### Directive
Sift the material for lines containing "каждого", and return them.
══════════
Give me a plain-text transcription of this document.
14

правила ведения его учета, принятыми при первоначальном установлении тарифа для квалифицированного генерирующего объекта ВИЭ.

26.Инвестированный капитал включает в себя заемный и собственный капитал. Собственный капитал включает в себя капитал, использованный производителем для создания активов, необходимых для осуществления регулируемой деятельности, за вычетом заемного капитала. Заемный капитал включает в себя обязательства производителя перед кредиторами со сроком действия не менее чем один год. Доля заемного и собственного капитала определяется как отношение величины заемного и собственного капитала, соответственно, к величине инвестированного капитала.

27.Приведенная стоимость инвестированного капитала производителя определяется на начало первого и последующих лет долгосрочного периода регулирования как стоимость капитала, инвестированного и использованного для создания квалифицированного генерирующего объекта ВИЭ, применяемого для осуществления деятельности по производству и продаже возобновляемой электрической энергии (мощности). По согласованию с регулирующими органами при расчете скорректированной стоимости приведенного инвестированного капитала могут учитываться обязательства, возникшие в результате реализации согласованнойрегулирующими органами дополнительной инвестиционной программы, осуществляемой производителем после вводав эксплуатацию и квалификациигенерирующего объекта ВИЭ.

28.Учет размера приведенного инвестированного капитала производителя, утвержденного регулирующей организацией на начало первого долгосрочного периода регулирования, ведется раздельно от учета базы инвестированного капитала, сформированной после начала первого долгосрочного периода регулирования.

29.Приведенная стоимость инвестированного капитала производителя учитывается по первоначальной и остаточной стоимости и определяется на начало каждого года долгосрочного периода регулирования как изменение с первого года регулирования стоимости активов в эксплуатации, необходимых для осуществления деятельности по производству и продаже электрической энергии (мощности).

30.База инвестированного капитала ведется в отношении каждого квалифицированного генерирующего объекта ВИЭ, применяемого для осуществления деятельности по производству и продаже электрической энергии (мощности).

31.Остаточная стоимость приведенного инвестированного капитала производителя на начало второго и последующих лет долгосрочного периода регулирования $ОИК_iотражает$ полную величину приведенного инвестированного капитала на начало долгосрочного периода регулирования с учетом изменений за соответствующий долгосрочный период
══════════
### Response to the exercise
29.Приведенная стоимость инвестированного капитала производителя учитывается по первоначальной и остаточной стоимости и определяется на начало каждого года долгосрочного периода регулирования как изменение с первого года регулирования стоимости активов в эксплуатации, необходимых для осуществления деятельности по производству и продаже электрической энергии (мощности).
30.База инвестированного капитала ведется в отношении каждого квалифицированного генерирующего объекта ВИЭ, применяемого для осуществления деятельности по производству и продаже электрической энергии (мощности).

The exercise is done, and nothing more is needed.